Entries from a dataset

________________

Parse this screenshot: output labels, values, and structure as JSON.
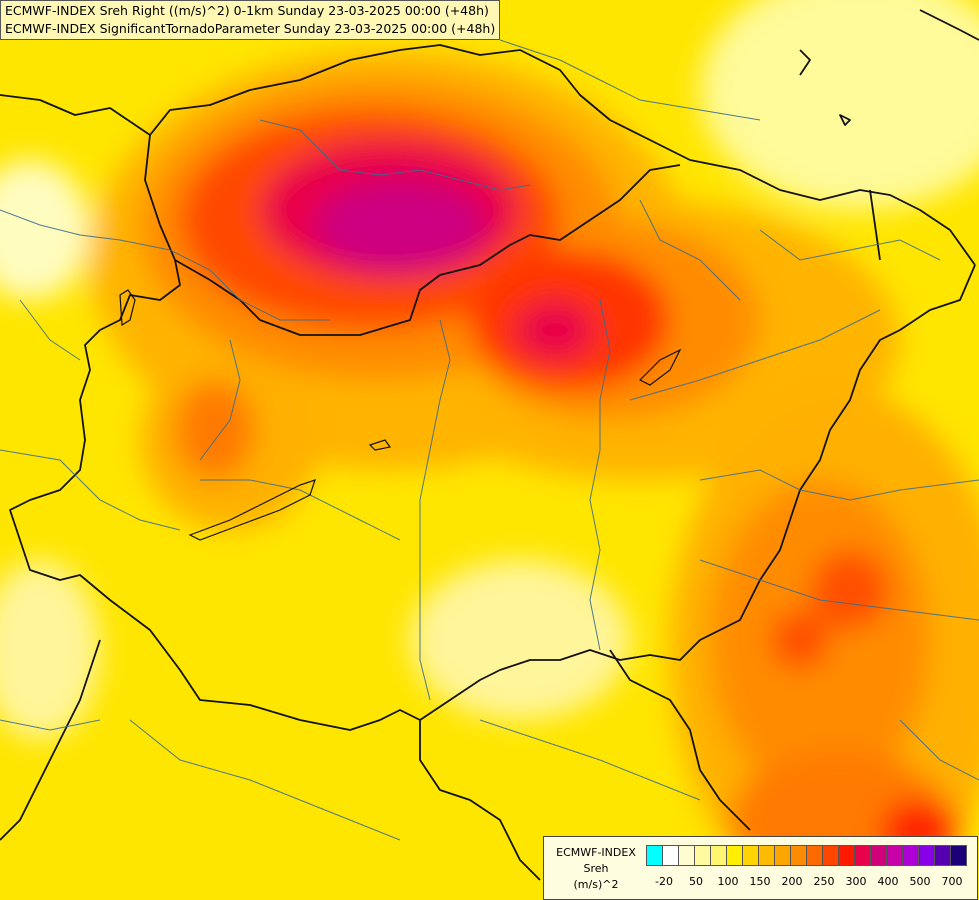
{
  "header": {
    "line1": "ECMWF-INDEX Sreh Right ((m/s)^2) 0-1km Sunday 23-03-2025 00:00 (+48h)",
    "line2": "ECMWF-INDEX SignificantTornadoParameter Sunday 23-03-2025 00:00 (+48h)"
  },
  "legend": {
    "title_1": "ECMWF-INDEX",
    "title_2": "Sreh",
    "title_3": "(m/s)^2",
    "colors": [
      "#00ffff",
      "#ffffff",
      "#fffdd0",
      "#fffaa0",
      "#fff570",
      "#ffee00",
      "#ffd400",
      "#ffbb00",
      "#ffa500",
      "#ff8c00",
      "#ff6a00",
      "#ff4500",
      "#ff1a00",
      "#e8004a",
      "#d0007a",
      "#c800a8",
      "#b000d8",
      "#8800e8",
      "#5500b0",
      "#1c007a"
    ],
    "ticks": [
      "-20",
      "50",
      "100",
      "150",
      "200",
      "250",
      "300",
      "400",
      "500",
      "700"
    ]
  }
}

________________

-- EXERCISE INSTRUCTIONS --
Using the listing above, return all lines where the word "Sreh" occurs.

-- EXERCISE OUTPUT --
    "line1": "ECMWF-INDEX Sreh Right ((m/s)^2) 0-1km Sunday 23-03-2025 00:00 (+48h)",
    "title_2": "Sreh",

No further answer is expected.